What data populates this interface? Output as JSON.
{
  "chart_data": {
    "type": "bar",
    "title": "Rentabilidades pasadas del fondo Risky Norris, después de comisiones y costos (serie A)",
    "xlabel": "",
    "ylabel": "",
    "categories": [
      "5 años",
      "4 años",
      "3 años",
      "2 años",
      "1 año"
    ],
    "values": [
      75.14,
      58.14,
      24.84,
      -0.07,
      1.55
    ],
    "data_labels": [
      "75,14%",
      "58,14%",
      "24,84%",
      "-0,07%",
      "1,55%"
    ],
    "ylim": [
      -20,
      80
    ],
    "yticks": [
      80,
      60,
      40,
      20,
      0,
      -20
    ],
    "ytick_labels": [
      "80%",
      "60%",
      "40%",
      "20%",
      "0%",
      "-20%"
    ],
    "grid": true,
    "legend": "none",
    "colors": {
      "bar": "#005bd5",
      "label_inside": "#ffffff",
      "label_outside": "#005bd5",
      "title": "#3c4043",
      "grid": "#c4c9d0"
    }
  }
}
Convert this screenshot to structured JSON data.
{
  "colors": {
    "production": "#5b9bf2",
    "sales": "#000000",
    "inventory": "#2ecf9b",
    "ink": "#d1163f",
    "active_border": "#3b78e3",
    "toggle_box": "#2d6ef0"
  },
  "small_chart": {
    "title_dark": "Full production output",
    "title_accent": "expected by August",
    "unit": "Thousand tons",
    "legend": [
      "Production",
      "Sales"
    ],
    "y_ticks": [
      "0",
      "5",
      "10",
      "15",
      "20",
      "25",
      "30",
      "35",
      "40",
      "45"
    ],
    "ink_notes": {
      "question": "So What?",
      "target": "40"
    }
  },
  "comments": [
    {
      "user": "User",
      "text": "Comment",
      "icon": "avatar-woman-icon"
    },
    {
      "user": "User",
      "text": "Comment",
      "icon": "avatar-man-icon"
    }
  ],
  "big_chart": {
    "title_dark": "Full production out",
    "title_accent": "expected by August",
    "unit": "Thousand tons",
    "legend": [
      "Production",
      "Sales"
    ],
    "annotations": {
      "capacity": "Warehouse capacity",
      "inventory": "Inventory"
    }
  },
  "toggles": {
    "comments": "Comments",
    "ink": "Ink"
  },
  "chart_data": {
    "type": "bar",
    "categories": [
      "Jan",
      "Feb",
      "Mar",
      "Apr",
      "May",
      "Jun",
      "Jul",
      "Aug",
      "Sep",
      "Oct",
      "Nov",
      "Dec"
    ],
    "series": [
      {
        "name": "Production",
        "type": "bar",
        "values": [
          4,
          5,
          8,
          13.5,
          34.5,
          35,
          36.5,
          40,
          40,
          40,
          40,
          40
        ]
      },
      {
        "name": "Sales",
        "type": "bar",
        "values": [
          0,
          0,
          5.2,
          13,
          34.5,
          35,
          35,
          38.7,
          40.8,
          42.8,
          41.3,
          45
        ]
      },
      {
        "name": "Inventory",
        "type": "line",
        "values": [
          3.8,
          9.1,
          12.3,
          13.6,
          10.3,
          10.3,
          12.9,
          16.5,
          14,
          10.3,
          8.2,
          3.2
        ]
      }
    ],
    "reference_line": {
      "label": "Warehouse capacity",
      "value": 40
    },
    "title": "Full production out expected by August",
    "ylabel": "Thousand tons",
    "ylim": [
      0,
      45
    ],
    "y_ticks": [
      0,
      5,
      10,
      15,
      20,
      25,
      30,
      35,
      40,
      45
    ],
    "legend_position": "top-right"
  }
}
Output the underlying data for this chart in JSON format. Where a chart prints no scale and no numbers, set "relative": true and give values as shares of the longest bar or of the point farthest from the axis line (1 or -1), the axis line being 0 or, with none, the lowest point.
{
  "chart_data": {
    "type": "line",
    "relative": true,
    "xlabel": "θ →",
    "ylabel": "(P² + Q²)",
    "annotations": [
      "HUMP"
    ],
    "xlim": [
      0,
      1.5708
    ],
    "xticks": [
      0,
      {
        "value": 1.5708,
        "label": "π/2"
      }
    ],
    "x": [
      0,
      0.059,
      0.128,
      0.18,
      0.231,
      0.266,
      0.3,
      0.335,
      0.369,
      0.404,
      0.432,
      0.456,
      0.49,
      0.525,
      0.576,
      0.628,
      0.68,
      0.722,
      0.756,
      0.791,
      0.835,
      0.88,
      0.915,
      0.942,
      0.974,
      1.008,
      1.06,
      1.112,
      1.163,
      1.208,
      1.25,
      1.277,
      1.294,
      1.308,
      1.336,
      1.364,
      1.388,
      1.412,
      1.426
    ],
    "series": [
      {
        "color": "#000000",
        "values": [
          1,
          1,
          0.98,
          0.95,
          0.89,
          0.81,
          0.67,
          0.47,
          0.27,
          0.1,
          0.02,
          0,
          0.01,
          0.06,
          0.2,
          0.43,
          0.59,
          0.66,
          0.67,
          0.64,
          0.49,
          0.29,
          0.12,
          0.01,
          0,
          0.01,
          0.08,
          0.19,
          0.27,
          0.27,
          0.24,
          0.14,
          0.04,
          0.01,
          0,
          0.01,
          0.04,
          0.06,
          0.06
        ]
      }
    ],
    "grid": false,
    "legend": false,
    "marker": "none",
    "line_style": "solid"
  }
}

···

## Given task
Work through the records above line by line and count those that hold the string "Warehouse". Give only the result.

## Written response
2